(EXERCISE AIM)
Search the entries for the word "leven" and pull out each line that has it.

(RECORDS PROVIDED)
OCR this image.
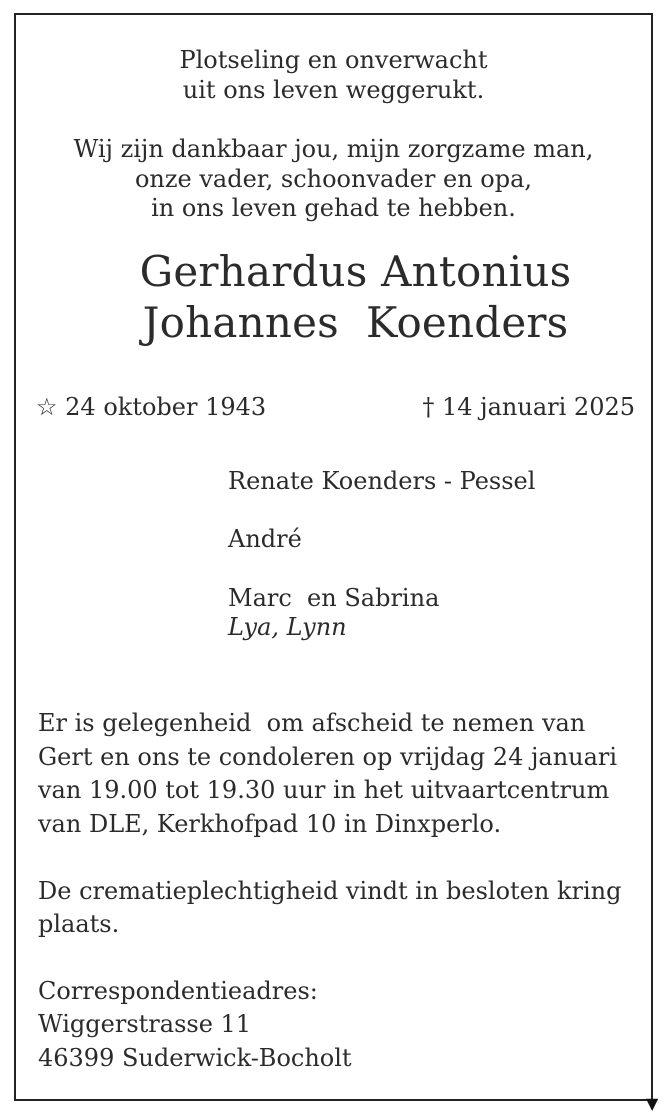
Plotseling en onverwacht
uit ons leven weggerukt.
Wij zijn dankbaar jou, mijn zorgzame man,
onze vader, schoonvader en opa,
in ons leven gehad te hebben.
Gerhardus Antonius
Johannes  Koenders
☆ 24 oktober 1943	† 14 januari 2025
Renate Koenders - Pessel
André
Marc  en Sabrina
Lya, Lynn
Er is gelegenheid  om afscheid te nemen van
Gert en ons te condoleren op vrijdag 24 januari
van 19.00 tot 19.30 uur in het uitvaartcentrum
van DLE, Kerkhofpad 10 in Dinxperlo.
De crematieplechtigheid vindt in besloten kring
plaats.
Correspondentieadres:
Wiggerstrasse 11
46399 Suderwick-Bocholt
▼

---

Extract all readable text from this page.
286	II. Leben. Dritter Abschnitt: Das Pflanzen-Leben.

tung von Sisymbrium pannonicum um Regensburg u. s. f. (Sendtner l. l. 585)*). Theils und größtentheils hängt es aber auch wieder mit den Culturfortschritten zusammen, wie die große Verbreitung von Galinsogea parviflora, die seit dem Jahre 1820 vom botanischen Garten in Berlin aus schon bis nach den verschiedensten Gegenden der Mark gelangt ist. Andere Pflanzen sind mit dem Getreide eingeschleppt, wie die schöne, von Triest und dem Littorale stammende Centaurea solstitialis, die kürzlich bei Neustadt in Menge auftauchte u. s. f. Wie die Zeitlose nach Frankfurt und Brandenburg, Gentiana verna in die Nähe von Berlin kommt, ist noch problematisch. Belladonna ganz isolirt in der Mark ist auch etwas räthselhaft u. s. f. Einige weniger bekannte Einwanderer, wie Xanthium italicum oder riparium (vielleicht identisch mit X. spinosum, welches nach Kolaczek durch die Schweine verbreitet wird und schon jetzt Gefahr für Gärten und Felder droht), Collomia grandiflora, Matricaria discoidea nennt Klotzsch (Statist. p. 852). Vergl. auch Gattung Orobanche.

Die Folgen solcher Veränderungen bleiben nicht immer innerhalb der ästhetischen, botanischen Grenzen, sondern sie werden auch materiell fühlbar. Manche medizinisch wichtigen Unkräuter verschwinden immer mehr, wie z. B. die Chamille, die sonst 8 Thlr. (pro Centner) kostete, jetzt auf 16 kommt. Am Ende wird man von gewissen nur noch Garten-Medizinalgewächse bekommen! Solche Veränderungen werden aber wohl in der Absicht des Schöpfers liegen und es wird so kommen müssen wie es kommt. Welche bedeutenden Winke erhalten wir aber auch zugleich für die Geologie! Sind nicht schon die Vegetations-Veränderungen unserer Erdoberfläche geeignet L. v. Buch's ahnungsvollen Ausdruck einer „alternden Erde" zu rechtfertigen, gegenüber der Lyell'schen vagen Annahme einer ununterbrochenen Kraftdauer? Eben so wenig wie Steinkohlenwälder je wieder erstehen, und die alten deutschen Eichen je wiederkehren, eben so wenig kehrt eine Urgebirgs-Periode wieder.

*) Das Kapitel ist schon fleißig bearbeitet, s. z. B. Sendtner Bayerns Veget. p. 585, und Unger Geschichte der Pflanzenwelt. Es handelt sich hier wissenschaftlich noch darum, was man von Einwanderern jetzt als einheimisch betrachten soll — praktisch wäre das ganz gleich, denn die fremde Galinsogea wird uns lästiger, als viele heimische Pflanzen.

(THE COMPLETED TASK)
uit ons leven weggerukt.
in ons leven gehad te hebben.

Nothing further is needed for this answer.